THE PROBLEM ▸ Leave the pictures out. Return all other data exactly.
═════ THE INPUT ═════
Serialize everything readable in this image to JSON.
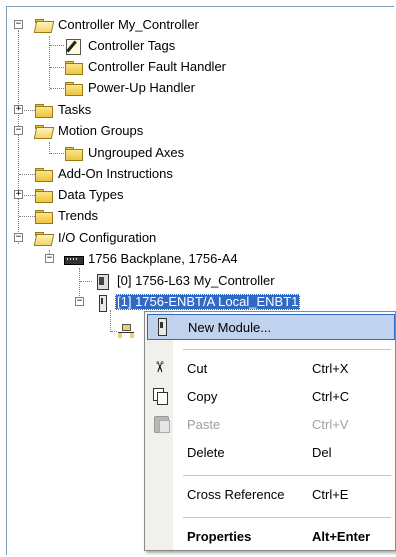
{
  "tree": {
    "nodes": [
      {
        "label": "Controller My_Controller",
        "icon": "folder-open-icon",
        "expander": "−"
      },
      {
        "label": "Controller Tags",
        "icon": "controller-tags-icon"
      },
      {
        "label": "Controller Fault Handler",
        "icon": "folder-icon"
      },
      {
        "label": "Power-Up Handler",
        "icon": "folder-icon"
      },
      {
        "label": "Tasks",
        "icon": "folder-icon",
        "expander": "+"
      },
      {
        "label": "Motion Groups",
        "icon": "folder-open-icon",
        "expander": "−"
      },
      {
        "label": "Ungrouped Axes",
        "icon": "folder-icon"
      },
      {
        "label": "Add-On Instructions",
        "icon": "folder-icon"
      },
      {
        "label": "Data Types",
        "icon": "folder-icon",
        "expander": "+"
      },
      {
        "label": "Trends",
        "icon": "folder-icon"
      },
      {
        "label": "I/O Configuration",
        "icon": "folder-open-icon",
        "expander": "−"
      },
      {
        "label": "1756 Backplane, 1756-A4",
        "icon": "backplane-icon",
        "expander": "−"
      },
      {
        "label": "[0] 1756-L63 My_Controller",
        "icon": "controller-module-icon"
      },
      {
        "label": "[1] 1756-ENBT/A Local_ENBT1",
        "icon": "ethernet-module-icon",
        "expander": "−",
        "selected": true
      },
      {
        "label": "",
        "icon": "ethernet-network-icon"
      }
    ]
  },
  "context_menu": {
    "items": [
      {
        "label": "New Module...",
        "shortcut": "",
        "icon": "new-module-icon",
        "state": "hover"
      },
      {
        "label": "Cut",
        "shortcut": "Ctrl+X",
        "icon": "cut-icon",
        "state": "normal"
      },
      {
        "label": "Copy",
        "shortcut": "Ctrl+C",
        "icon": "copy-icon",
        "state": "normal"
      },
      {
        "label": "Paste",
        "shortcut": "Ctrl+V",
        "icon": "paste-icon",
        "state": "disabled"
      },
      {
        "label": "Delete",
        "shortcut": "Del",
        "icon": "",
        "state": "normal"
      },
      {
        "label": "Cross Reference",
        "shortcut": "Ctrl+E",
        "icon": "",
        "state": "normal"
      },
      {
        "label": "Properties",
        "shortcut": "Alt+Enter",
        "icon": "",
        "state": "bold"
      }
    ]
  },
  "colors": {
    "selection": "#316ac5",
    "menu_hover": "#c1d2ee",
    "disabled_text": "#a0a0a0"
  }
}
═════
TASK RESULT ▸
Serialize everything readable in this image to JSON.
{
  "tree": {
    "nodes": [
      {
        "label": "Controller My_Controller",
        "icon": "folder-open-icon",
        "expander": "−"
      },
      {
        "label": "Controller Tags",
        "icon": "controller-tags-icon"
      },
      {
        "label": "Controller Fault Handler",
        "icon": "folder-icon"
      },
      {
        "label": "Power-Up Handler",
        "icon": "folder-icon"
      },
      {
        "label": "Tasks",
        "icon": "folder-icon",
        "expander": "+"
      },
      {
        "label": "Motion Groups",
        "icon": "folder-open-icon",
        "expander": "−"
      },
      {
        "label": "Ungrouped Axes",
        "icon": "folder-icon"
      },
      {
        "label": "Add-On Instructions",
        "icon": "folder-icon"
      },
      {
        "label": "Data Types",
        "icon": "folder-icon",
        "expander": "+"
      },
      {
        "label": "Trends",
        "icon": "folder-icon"
      },
      {
        "label": "I/O Configuration",
        "icon": "folder-open-icon",
        "expander": "−"
      },
      {
        "label": "1756 Backplane, 1756-A4",
        "icon": "backplane-icon",
        "expander": "−"
      },
      {
        "label": "[0] 1756-L63 My_Controller",
        "icon": "controller-module-icon"
      },
      {
        "label": "[1] 1756-ENBT/A Local_ENBT1",
        "icon": "ethernet-module-icon",
        "expander": "−",
        "selected": true
      },
      {
        "label": "",
        "icon": "ethernet-network-icon"
      }
    ]
  },
  "context_menu": {
    "items": [
      {
        "label": "New Module...",
        "shortcut": "",
        "icon": "new-module-icon",
        "state": "hover"
      },
      {
        "label": "Cut",
        "shortcut": "Ctrl+X",
        "icon": "cut-icon",
        "state": "normal"
      },
      {
        "label": "Copy",
        "shortcut": "Ctrl+C",
        "icon": "copy-icon",
        "state": "normal"
      },
      {
        "label": "Paste",
        "shortcut": "Ctrl+V",
        "icon": "paste-icon",
        "state": "disabled"
      },
      {
        "label": "Delete",
        "shortcut": "Del",
        "icon": "",
        "state": "normal"
      },
      {
        "label": "Cross Reference",
        "shortcut": "Ctrl+E",
        "icon": "",
        "state": "normal"
      },
      {
        "label": "Properties",
        "shortcut": "Alt+Enter",
        "icon": "",
        "state": "bold"
      }
    ]
  },
  "colors": {
    "selection": "#316ac5",
    "menu_hover": "#c1d2ee",
    "disabled_text": "#a0a0a0"
  }
}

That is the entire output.